Figure data in JSON:

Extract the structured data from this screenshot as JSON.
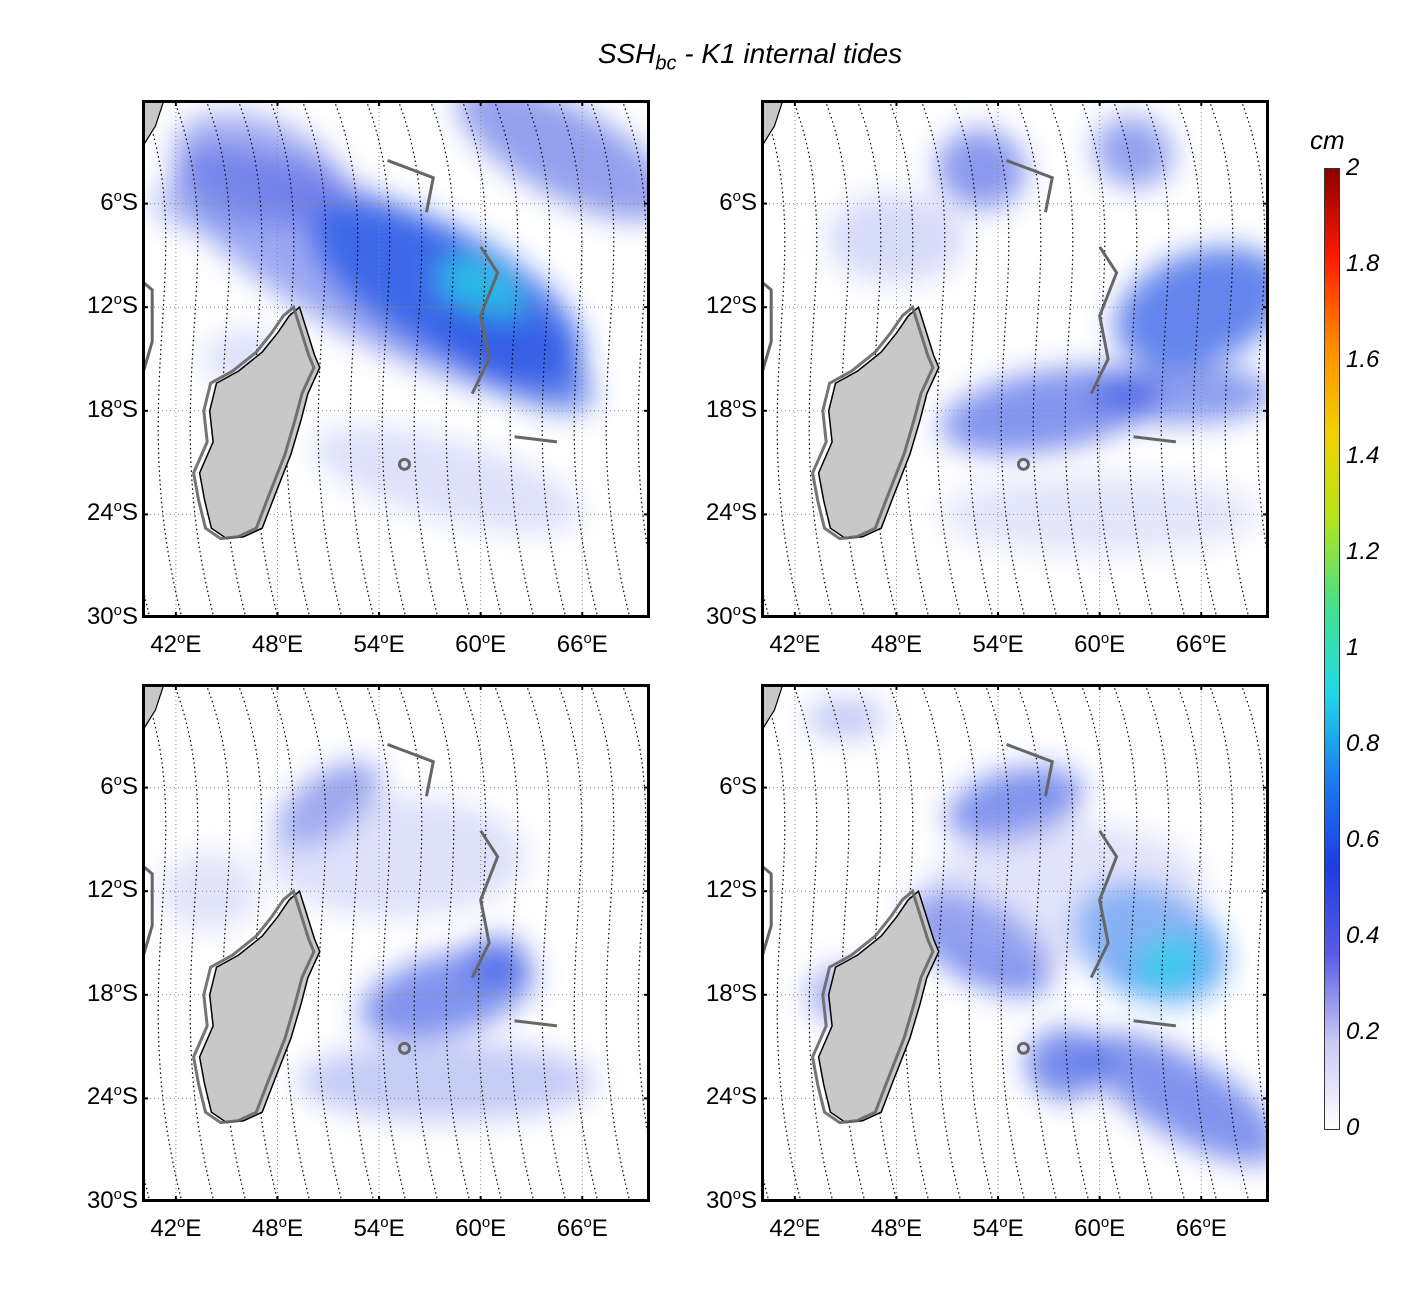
{
  "title": {
    "main": "SSH",
    "sub": "bc",
    "rest": " - K1 internal tides"
  },
  "colorbar": {
    "unit": "cm",
    "ticks": [
      "2",
      "1.8",
      "1.6",
      "1.4",
      "1.2",
      "1",
      "0.8",
      "0.6",
      "0.4",
      "0.2",
      "0"
    ],
    "range": [
      0,
      2
    ],
    "colors": [
      "#ffffff",
      "#c9c9f5",
      "#5b5be6",
      "#1f3de0",
      "#1a7cf0",
      "#22d8e8",
      "#46e08a",
      "#b4e41a",
      "#f3d000",
      "#ff8a00",
      "#ff1a00",
      "#8b0000"
    ]
  },
  "axes": {
    "lat_labels": [
      {
        "deg": "6",
        "hem": "S"
      },
      {
        "deg": "12",
        "hem": "S"
      },
      {
        "deg": "18",
        "hem": "S"
      },
      {
        "deg": "24",
        "hem": "S"
      },
      {
        "deg": "30",
        "hem": "S"
      }
    ],
    "lon_labels": [
      {
        "deg": "42",
        "hem": "E"
      },
      {
        "deg": "48",
        "hem": "E"
      },
      {
        "deg": "54",
        "hem": "E"
      },
      {
        "deg": "60",
        "hem": "E"
      },
      {
        "deg": "66",
        "hem": "E"
      }
    ],
    "lon_range": [
      40,
      70
    ],
    "lat_range": [
      0,
      -30
    ]
  },
  "colors": {
    "land": "#c8c8c8",
    "coast": "#666666",
    "frame": "#000000",
    "grid": "#888888"
  }
}
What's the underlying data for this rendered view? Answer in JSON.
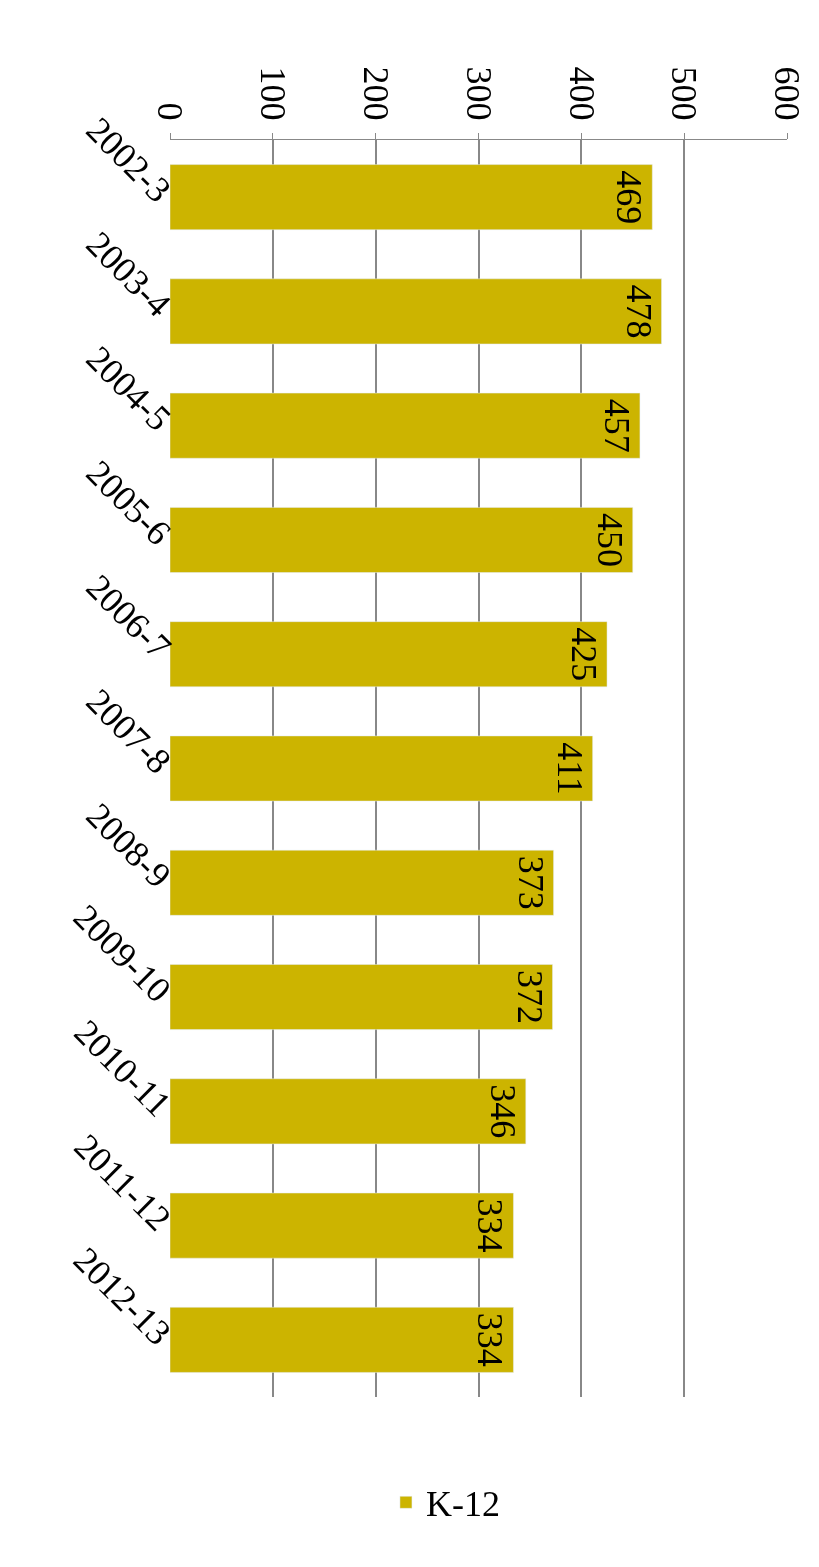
{
  "chart_data": {
    "type": "bar",
    "orientation": "horizontal",
    "categories": [
      "2002-3",
      "2003-4",
      "2004-5",
      "2005-6",
      "2006-7",
      "2007-8",
      "2008-9",
      "2009-10",
      "2010-11",
      "2011-12",
      "2012-13"
    ],
    "series": [
      {
        "name": "K-12",
        "color": "#ccb400",
        "values": [
          469,
          478,
          457,
          450,
          425,
          411,
          373,
          372,
          346,
          334,
          334
        ]
      }
    ],
    "xlim": [
      0,
      600
    ],
    "xticks": [
      0,
      100,
      200,
      300,
      400,
      500,
      600
    ],
    "data_labels": true,
    "grid": "x",
    "legend": "bottom"
  }
}
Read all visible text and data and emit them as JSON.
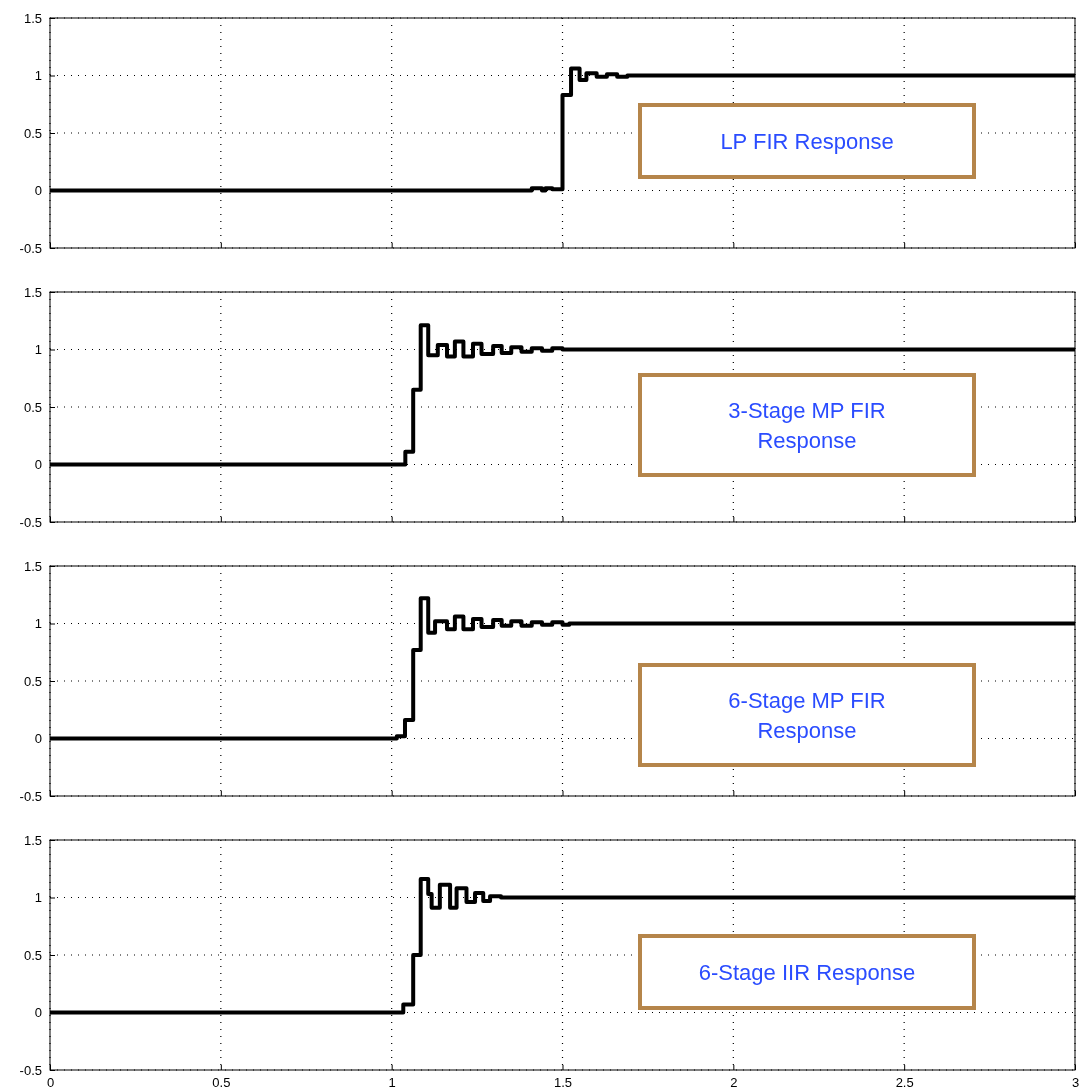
{
  "chart_data": [
    {
      "type": "step",
      "x": [
        0,
        1.41,
        1.44,
        1.45,
        1.47,
        1.5,
        1.525,
        1.55,
        1.57,
        1.6,
        1.63,
        1.66,
        1.69,
        3
      ],
      "series": [
        {
          "color": "#000000",
          "values": [
            0,
            0.02,
            0,
            0.02,
            0.01,
            0.83,
            1.06,
            0.96,
            1.02,
            0.99,
            1.01,
            0.99,
            1,
            1
          ]
        }
      ],
      "xlim": [
        0,
        3
      ],
      "xticks": [
        0,
        0.5,
        1,
        1.5,
        2,
        2.5,
        3
      ],
      "ylim": [
        -0.5,
        1.5
      ],
      "yticks": [
        -0.5,
        0,
        0.5,
        1,
        1.5
      ],
      "grid": true,
      "tick_labels": "y",
      "annotations": [
        "LP FIR Response"
      ]
    },
    {
      "type": "step",
      "x": [
        0,
        1.04,
        1.063,
        1.085,
        1.107,
        1.135,
        1.162,
        1.185,
        1.21,
        1.238,
        1.263,
        1.297,
        1.322,
        1.35,
        1.38,
        1.41,
        1.44,
        1.47,
        1.5,
        3
      ],
      "series": [
        {
          "color": "#000000",
          "values": [
            0,
            0.11,
            0.65,
            1.21,
            0.95,
            1.04,
            0.94,
            1.07,
            0.94,
            1.05,
            0.96,
            1.03,
            0.97,
            1.02,
            0.98,
            1.01,
            0.99,
            1.01,
            1,
            1
          ]
        }
      ],
      "xlim": [
        0,
        3
      ],
      "xticks": [
        0,
        0.5,
        1,
        1.5,
        2,
        2.5,
        3
      ],
      "ylim": [
        -0.5,
        1.5
      ],
      "yticks": [
        -0.5,
        0,
        0.5,
        1,
        1.5
      ],
      "grid": true,
      "tick_labels": "y",
      "annotations": [
        "3-Stage MP FIR Response"
      ]
    },
    {
      "type": "step",
      "x": [
        0,
        1.015,
        1.039,
        1.063,
        1.085,
        1.107,
        1.127,
        1.162,
        1.185,
        1.21,
        1.238,
        1.263,
        1.297,
        1.322,
        1.35,
        1.38,
        1.41,
        1.44,
        1.47,
        1.5,
        1.52,
        3
      ],
      "series": [
        {
          "color": "#000000",
          "values": [
            0,
            0.02,
            0.16,
            0.77,
            1.22,
            0.92,
            1.02,
            0.95,
            1.06,
            0.95,
            1.04,
            0.97,
            1.03,
            0.98,
            1.02,
            0.98,
            1.01,
            0.99,
            1.01,
            0.99,
            1,
            1
          ]
        }
      ],
      "xlim": [
        0,
        3
      ],
      "xticks": [
        0,
        0.5,
        1,
        1.5,
        2,
        2.5,
        3
      ],
      "ylim": [
        -0.5,
        1.5
      ],
      "yticks": [
        -0.5,
        0,
        0.5,
        1,
        1.5
      ],
      "grid": true,
      "tick_labels": "y",
      "annotations": [
        "6-Stage MP FIR Response"
      ]
    },
    {
      "type": "step",
      "x": [
        0,
        1.034,
        1.063,
        1.085,
        1.107,
        1.117,
        1.141,
        1.171,
        1.19,
        1.219,
        1.244,
        1.268,
        1.288,
        1.32,
        3
      ],
      "series": [
        {
          "color": "#000000",
          "values": [
            0,
            0.07,
            0.5,
            1.16,
            1.03,
            0.91,
            1.11,
            0.91,
            1.08,
            0.96,
            1.04,
            0.97,
            1.01,
            1,
            1
          ]
        }
      ],
      "xlim": [
        0,
        3
      ],
      "xticks": [
        0,
        0.5,
        1,
        1.5,
        2,
        2.5,
        3
      ],
      "ylim": [
        -0.5,
        1.5
      ],
      "yticks": [
        -0.5,
        0,
        0.5,
        1,
        1.5
      ],
      "grid": true,
      "annotations": [
        "6-Stage IIR Response"
      ]
    }
  ]
}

(Directions) Only lines with the string "this" belong in your answer; copy each one.

(Written solution)
Extract the structured data from this screenshot as JSON.
What's the underlying data for this rendered view? Answer in JSON.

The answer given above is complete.